> **OBJECTIVE**
Copy all of the material word for word, except for the pictures.

> **INPUT RECORDS**
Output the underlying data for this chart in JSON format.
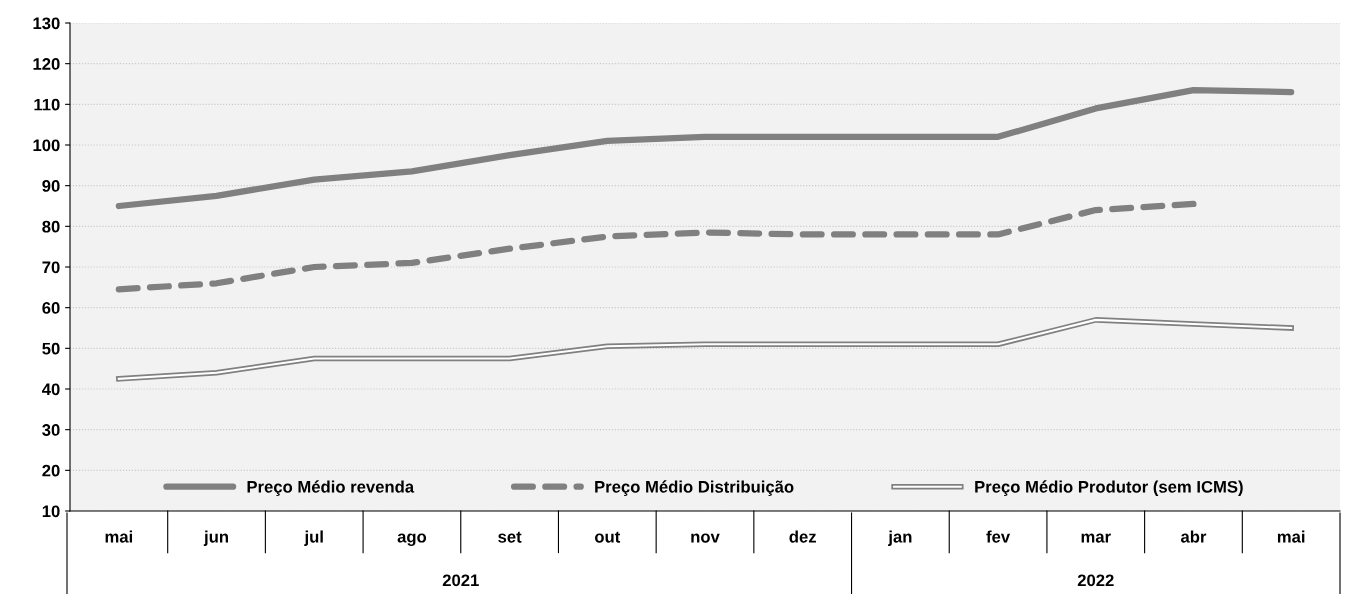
{
  "chart_data": {
    "type": "line",
    "categories": [
      "mai",
      "jun",
      "jul",
      "ago",
      "set",
      "out",
      "nov",
      "dez",
      "jan",
      "fev",
      "mar",
      "abr",
      "mai"
    ],
    "series": [
      {
        "name": "Preço Médio revenda",
        "color": "#808080",
        "line_style": "solid",
        "values": [
          85,
          87.5,
          91.5,
          93.5,
          97.5,
          101,
          102,
          102,
          102,
          102,
          109,
          113.5,
          113
        ]
      },
      {
        "name": "Preço Médio Distribuição",
        "color": "#808080",
        "line_style": "dashed",
        "values": [
          64.5,
          66,
          70,
          71,
          74.5,
          77.5,
          78.5,
          78,
          78,
          78,
          84,
          85.5,
          null
        ]
      },
      {
        "name": "Preço Médio Produtor (sem ICMS)",
        "color": "#808080",
        "line_style": "solid",
        "values": [
          42.5,
          44,
          47.5,
          47.5,
          47.5,
          50.5,
          51,
          51,
          51,
          51,
          57,
          56,
          55
        ]
      }
    ],
    "annotations": [
      "2021",
      "2022"
    ],
    "ylim": [
      10,
      130
    ],
    "yticks": [
      10,
      20,
      30,
      40,
      50,
      60,
      70,
      80,
      90,
      100,
      110,
      120,
      130
    ],
    "grid": "y",
    "legend": "bottom",
    "marker": "none"
  }
}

> **ANSWER FOR THIS EXERCISE**
Output the underlying data for this chart in JSON format.
{
  "chart_data": {
    "type": "line",
    "categories": [
      "mai",
      "jun",
      "jul",
      "ago",
      "set",
      "out",
      "nov",
      "dez",
      "jan",
      "fev",
      "mar",
      "abr",
      "mai"
    ],
    "series": [
      {
        "name": "Preço Médio revenda",
        "color": "#808080",
        "line_style": "solid",
        "values": [
          85,
          87.5,
          91.5,
          93.5,
          97.5,
          101,
          102,
          102,
          102,
          102,
          109,
          113.5,
          113
        ]
      },
      {
        "name": "Preço Médio Distribuição",
        "color": "#808080",
        "line_style": "dashed",
        "values": [
          64.5,
          66,
          70,
          71,
          74.5,
          77.5,
          78.5,
          78,
          78,
          78,
          84,
          85.5,
          null
        ]
      },
      {
        "name": "Preço Médio Produtor (sem ICMS)",
        "color": "#808080",
        "line_style": "solid",
        "values": [
          42.5,
          44,
          47.5,
          47.5,
          47.5,
          50.5,
          51,
          51,
          51,
          51,
          57,
          56,
          55
        ]
      }
    ],
    "annotations": [
      "2021",
      "2022"
    ],
    "ylim": [
      10,
      130
    ],
    "yticks": [
      10,
      20,
      30,
      40,
      50,
      60,
      70,
      80,
      90,
      100,
      110,
      120,
      130
    ],
    "grid": "y",
    "legend": "bottom",
    "marker": "none"
  }
}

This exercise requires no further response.